■ GIVEN REQUEST
Reproduce the listing verbatim.

■ RECORDS SHOWN
--- Start ---

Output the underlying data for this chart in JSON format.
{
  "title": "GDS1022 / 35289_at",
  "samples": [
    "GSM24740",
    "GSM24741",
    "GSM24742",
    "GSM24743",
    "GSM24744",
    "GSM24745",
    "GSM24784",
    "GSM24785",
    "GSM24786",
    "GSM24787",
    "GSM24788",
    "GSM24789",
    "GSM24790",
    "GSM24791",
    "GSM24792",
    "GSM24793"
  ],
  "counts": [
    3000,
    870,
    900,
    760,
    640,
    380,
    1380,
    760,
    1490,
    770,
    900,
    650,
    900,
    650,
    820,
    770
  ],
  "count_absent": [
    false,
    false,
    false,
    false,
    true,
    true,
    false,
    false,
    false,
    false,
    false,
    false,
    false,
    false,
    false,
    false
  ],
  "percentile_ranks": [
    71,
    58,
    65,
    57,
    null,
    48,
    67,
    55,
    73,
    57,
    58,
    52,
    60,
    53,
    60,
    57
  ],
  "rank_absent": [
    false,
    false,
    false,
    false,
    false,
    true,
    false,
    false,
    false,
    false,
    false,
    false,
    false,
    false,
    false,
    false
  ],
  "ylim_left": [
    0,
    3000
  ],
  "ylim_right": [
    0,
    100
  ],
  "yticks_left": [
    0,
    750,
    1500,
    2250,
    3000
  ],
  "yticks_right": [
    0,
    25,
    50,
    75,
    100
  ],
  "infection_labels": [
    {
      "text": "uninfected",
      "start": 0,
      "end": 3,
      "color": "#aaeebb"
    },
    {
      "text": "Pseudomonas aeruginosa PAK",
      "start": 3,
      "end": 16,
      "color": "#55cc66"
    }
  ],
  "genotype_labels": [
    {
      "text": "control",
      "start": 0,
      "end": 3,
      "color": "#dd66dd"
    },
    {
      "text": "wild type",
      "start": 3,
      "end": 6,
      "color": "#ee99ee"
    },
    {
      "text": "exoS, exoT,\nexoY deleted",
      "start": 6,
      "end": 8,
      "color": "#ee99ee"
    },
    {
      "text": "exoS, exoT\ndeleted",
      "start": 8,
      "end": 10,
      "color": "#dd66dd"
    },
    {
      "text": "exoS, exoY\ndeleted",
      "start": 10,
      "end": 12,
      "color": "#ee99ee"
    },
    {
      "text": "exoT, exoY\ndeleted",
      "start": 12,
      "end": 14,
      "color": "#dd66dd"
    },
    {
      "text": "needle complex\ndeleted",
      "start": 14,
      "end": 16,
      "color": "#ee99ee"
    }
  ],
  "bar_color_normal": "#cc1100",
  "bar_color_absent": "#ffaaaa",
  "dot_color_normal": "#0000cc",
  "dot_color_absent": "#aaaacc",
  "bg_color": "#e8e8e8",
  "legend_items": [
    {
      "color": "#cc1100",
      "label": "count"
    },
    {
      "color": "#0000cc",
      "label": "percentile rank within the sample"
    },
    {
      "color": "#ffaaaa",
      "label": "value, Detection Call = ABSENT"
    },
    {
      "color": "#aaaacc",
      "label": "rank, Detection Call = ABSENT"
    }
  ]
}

--- End ---

■ RESULT
Output the underlying data for this chart in JSON format.
{
  "title": "GDS1022 / 35289_at",
  "samples": [
    "GSM24740",
    "GSM24741",
    "GSM24742",
    "GSM24743",
    "GSM24744",
    "GSM24745",
    "GSM24784",
    "GSM24785",
    "GSM24786",
    "GSM24787",
    "GSM24788",
    "GSM24789",
    "GSM24790",
    "GSM24791",
    "GSM24792",
    "GSM24793"
  ],
  "counts": [
    3000,
    870,
    900,
    760,
    640,
    380,
    1380,
    760,
    1490,
    770,
    900,
    650,
    900,
    650,
    820,
    770
  ],
  "count_absent": [
    false,
    false,
    false,
    false,
    true,
    true,
    false,
    false,
    false,
    false,
    false,
    false,
    false,
    false,
    false,
    false
  ],
  "percentile_ranks": [
    71,
    58,
    65,
    57,
    null,
    48,
    67,
    55,
    73,
    57,
    58,
    52,
    60,
    53,
    60,
    57
  ],
  "rank_absent": [
    false,
    false,
    false,
    false,
    false,
    true,
    false,
    false,
    false,
    false,
    false,
    false,
    false,
    false,
    false,
    false
  ],
  "ylim_left": [
    0,
    3000
  ],
  "ylim_right": [
    0,
    100
  ],
  "yticks_left": [
    0,
    750,
    1500,
    2250,
    3000
  ],
  "yticks_right": [
    0,
    25,
    50,
    75,
    100
  ],
  "infection_labels": [
    {
      "text": "uninfected",
      "start": 0,
      "end": 3,
      "color": "#aaeebb"
    },
    {
      "text": "Pseudomonas aeruginosa PAK",
      "start": 3,
      "end": 16,
      "color": "#55cc66"
    }
  ],
  "genotype_labels": [
    {
      "text": "control",
      "start": 0,
      "end": 3,
      "color": "#dd66dd"
    },
    {
      "text": "wild type",
      "start": 3,
      "end": 6,
      "color": "#ee99ee"
    },
    {
      "text": "exoS, exoT,\nexoY deleted",
      "start": 6,
      "end": 8,
      "color": "#ee99ee"
    },
    {
      "text": "exoS, exoT\ndeleted",
      "start": 8,
      "end": 10,
      "color": "#dd66dd"
    },
    {
      "text": "exoS, exoY\ndeleted",
      "start": 10,
      "end": 12,
      "color": "#ee99ee"
    },
    {
      "text": "exoT, exoY\ndeleted",
      "start": 12,
      "end": 14,
      "color": "#dd66dd"
    },
    {
      "text": "needle complex\ndeleted",
      "start": 14,
      "end": 16,
      "color": "#ee99ee"
    }
  ],
  "bar_color_normal": "#cc1100",
  "bar_color_absent": "#ffaaaa",
  "dot_color_normal": "#0000cc",
  "dot_color_absent": "#aaaacc",
  "bg_color": "#e8e8e8",
  "legend_items": [
    {
      "color": "#cc1100",
      "label": "count"
    },
    {
      "color": "#0000cc",
      "label": "percentile rank within the sample"
    },
    {
      "color": "#ffaaaa",
      "label": "value, Detection Call = ABSENT"
    },
    {
      "color": "#aaaacc",
      "label": "rank, Detection Call = ABSENT"
    }
  ]
}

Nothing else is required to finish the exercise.